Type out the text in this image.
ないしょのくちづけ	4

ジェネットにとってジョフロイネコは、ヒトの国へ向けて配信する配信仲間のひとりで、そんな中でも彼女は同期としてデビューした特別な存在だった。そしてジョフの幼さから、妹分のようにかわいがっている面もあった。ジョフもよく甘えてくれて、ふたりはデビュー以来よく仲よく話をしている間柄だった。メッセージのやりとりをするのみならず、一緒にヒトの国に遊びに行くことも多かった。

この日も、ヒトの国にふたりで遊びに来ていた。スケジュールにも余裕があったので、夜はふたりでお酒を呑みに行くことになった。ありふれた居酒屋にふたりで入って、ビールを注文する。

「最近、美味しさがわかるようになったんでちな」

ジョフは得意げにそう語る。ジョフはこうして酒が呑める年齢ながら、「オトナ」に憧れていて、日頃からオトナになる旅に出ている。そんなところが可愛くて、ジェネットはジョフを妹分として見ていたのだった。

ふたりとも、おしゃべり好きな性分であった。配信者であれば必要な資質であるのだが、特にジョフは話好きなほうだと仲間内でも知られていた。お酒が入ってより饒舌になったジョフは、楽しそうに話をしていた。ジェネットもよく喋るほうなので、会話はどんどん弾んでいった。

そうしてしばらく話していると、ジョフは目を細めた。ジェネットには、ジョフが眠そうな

:::

◆ Work to do
Could you quote the material above in full, exactly as it stands?

◆ Result
Type out the text in this image.
ないしょのくちづけ	4

ジェネットにとってジョフロイネコは、ヒトの国へ向けて配信する配信仲間のひとりで、そんな中でも彼女は同期としてデビューした特別な存在だった。そしてジョフの幼さから、妹分のようにかわいがっている面もあった。ジョフもよく甘えてくれて、ふたりはデビュー以来よく仲よく話をしている間柄だった。メッセージのやりとりをするのみならず、一緒にヒトの国に遊びに行くことも多かった。

この日も、ヒトの国にふたりで遊びに来ていた。スケジュールにも余裕があったので、夜はふたりでお酒を呑みに行くことになった。ありふれた居酒屋にふたりで入って、ビールを注文する。

「最近、美味しさがわかるようになったんでちな」

ジョフは得意げにそう語る。ジョフはこうして酒が呑める年齢ながら、「オトナ」に憧れていて、日頃からオトナになる旅に出ている。そんなところが可愛くて、ジェネットはジョフを妹分として見ていたのだった。

ふたりとも、おしゃべり好きな性分であった。配信者であれば必要な資質であるのだが、特にジョフは話好きなほうだと仲間内でも知られていた。お酒が入ってより饒舌になったジョフは、楽しそうに話をしていた。ジェネットもよく喋るほうなので、会話はどんどん弾んでいった。

そうしてしばらく話していると、ジョフは目を細めた。ジェネットには、ジョフが眠そうな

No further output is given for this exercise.